### Listed entries ###
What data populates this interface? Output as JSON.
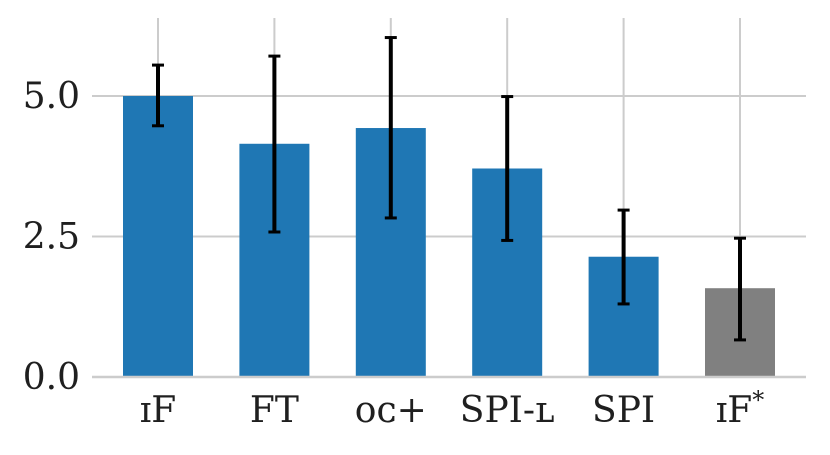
{
  "chart_data": {
    "type": "bar",
    "title": "",
    "xlabel": "",
    "ylabel": "",
    "categories": [
      "IF",
      "FT",
      "OC+",
      "SPI-L",
      "SPI",
      "IF*"
    ],
    "category_labels": [
      {
        "main": "ɪF",
        "sup": ""
      },
      {
        "main": "FT",
        "sup": ""
      },
      {
        "main": "ᴏᴄ+",
        "sup": ""
      },
      {
        "main": "SPI-ʟ",
        "sup": ""
      },
      {
        "main": "SPI",
        "sup": ""
      },
      {
        "main": "ɪF",
        "sup": "*"
      }
    ],
    "values": [
      5.0,
      4.15,
      4.43,
      3.71,
      2.14,
      1.58
    ],
    "error_low": [
      4.47,
      2.58,
      2.83,
      2.43,
      1.3,
      0.66
    ],
    "error_high": [
      5.55,
      5.71,
      6.04,
      4.99,
      2.97,
      2.47
    ],
    "bar_colors": [
      "#1f77b4",
      "#1f77b4",
      "#1f77b4",
      "#1f77b4",
      "#1f77b4",
      "#808080"
    ],
    "ylim": [
      0,
      6.3
    ],
    "yticks": [
      0.0,
      2.5,
      5.0
    ],
    "ytick_labels": [
      "0.0",
      "2.5",
      "5.0"
    ],
    "grid": true,
    "legend": "none"
  }
}
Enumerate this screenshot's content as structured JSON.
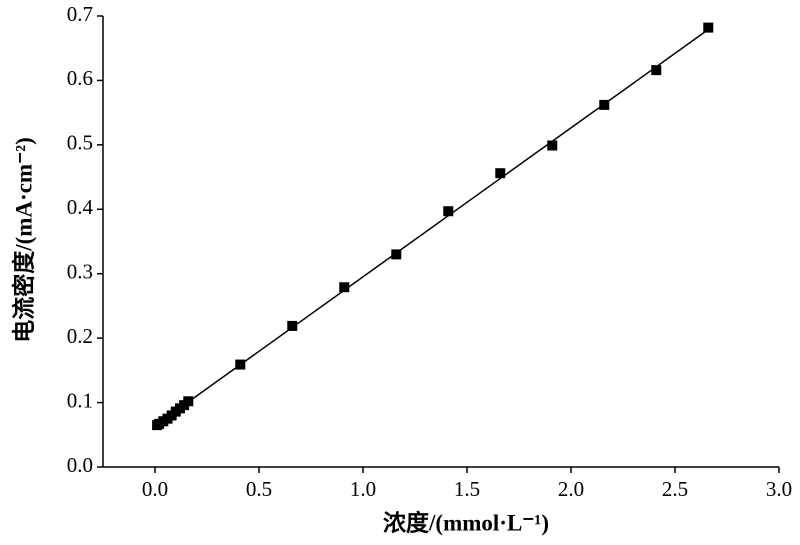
{
  "chart_data": {
    "type": "scatter",
    "x_label": "浓度/(mmol·L⁻¹)",
    "y_label": "电流密度/(mA·cm⁻²)",
    "series": [
      {
        "color": "#000000",
        "x": [
          0.01,
          0.02,
          0.04,
          0.06,
          0.08,
          0.1,
          0.12,
          0.14,
          0.16,
          0.41,
          0.66,
          0.91,
          1.16,
          1.41,
          1.66,
          1.91,
          2.16,
          2.41,
          2.66
        ],
        "values": [
          0.065,
          0.067,
          0.071,
          0.075,
          0.08,
          0.086,
          0.091,
          0.096,
          0.102,
          0.159,
          0.219,
          0.279,
          0.33,
          0.397,
          0.456,
          0.499,
          0.562,
          0.616,
          0.682
        ]
      }
    ],
    "fit_line": {
      "color": "#000000",
      "x": [
        0.0,
        2.66
      ],
      "values": [
        0.064,
        0.679
      ]
    },
    "xlim": [
      -0.25,
      3.0
    ],
    "xticks": [
      {
        "value": 0,
        "label": "0.0"
      },
      0.5,
      {
        "value": 1,
        "label": "1.0"
      },
      1.5,
      {
        "value": 2,
        "label": "2.0"
      },
      2.5,
      {
        "value": 3,
        "label": "3.0"
      }
    ],
    "ylim": [
      0,
      0.7
    ],
    "yticks": [
      {
        "value": 0,
        "label": "0.0"
      },
      0.1,
      0.2,
      0.3,
      0.4,
      0.5,
      0.6,
      0.7
    ]
  }
}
###
Aim: Collect each line above holding the string "this".

Result:
What data populates this interface? Output as JSON.
Enumerate this screenshot's content as structured JSON.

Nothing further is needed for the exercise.